:: ENTRIES PROVIDED

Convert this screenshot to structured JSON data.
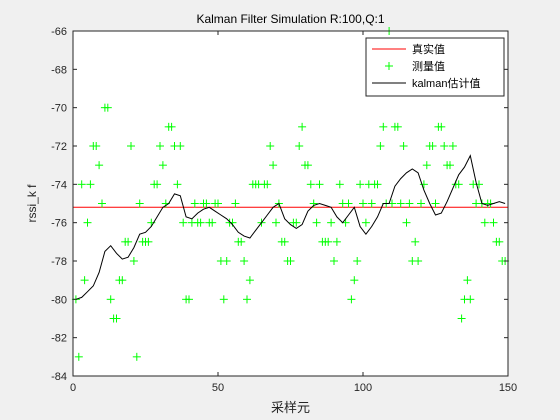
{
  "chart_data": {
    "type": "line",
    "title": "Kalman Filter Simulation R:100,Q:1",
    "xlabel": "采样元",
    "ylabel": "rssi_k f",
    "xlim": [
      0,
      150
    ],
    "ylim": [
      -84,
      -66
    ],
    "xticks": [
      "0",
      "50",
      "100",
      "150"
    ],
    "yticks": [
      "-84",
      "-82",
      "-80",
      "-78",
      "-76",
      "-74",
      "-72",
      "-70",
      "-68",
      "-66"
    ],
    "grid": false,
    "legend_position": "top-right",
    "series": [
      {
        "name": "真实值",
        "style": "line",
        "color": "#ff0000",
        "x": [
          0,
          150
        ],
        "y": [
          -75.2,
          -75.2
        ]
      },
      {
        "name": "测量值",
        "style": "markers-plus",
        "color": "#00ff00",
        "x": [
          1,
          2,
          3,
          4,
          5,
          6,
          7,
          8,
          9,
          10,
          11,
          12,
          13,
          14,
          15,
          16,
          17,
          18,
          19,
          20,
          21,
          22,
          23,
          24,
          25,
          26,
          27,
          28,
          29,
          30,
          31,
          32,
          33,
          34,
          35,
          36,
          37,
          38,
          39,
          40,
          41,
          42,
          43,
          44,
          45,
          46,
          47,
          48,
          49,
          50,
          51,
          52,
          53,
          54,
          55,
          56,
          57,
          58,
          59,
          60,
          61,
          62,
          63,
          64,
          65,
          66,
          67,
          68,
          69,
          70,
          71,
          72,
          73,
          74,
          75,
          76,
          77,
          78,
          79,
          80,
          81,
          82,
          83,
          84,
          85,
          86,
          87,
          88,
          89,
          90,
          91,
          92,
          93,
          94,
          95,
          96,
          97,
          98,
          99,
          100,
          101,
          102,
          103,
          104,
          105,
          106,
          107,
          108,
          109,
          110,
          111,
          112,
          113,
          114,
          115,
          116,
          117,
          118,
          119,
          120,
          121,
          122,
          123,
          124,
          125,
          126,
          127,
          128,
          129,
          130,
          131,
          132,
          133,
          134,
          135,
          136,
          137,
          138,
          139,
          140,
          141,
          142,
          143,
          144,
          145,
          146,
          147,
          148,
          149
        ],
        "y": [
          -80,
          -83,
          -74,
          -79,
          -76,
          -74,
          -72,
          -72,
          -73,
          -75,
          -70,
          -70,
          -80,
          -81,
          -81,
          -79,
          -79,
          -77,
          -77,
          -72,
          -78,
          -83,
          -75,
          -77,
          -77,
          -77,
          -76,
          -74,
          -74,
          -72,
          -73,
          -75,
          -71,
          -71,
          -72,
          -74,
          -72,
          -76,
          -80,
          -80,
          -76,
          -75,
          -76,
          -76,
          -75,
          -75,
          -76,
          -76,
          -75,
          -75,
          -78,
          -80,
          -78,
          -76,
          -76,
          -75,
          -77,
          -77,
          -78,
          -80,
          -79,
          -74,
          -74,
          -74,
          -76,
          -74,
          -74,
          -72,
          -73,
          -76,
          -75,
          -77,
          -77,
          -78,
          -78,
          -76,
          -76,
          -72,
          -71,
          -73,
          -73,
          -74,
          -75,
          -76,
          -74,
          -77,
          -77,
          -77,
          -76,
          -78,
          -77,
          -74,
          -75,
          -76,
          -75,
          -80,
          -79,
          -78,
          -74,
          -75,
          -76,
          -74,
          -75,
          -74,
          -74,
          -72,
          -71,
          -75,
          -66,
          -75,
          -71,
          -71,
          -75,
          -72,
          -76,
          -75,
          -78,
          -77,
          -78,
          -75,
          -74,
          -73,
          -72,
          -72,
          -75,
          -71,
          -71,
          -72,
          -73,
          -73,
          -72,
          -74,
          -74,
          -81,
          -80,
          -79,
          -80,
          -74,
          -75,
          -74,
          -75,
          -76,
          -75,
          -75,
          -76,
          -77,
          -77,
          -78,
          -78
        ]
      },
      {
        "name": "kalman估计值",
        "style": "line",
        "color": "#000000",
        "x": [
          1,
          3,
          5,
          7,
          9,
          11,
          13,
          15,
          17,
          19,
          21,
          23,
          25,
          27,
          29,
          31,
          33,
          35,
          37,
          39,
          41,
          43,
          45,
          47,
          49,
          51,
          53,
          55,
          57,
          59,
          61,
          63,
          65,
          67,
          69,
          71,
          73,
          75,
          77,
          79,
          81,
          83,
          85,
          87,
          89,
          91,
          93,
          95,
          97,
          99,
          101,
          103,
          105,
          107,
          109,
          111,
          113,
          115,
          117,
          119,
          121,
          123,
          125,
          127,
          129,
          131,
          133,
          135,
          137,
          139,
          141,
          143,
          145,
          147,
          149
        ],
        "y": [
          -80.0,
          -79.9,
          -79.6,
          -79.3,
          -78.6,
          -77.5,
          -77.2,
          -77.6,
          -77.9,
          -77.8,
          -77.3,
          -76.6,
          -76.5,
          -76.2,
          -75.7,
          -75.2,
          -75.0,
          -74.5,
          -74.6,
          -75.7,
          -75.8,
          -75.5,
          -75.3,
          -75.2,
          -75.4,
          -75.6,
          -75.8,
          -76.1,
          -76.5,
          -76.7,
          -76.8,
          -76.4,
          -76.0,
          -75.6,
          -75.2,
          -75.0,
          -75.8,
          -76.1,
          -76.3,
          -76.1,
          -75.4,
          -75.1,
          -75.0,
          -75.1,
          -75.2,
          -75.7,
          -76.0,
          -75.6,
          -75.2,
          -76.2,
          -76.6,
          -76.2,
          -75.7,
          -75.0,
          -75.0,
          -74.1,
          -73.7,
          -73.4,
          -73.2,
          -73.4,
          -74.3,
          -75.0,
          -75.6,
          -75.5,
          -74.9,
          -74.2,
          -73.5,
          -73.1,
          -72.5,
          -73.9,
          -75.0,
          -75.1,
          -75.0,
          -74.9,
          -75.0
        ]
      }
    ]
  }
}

::::

WRITTEN EXERCISE:
Return every line containing "color".

THE ANSWER:
        "color": "#ff0000",
        "color": "#00ff00",
        "color": "#000000",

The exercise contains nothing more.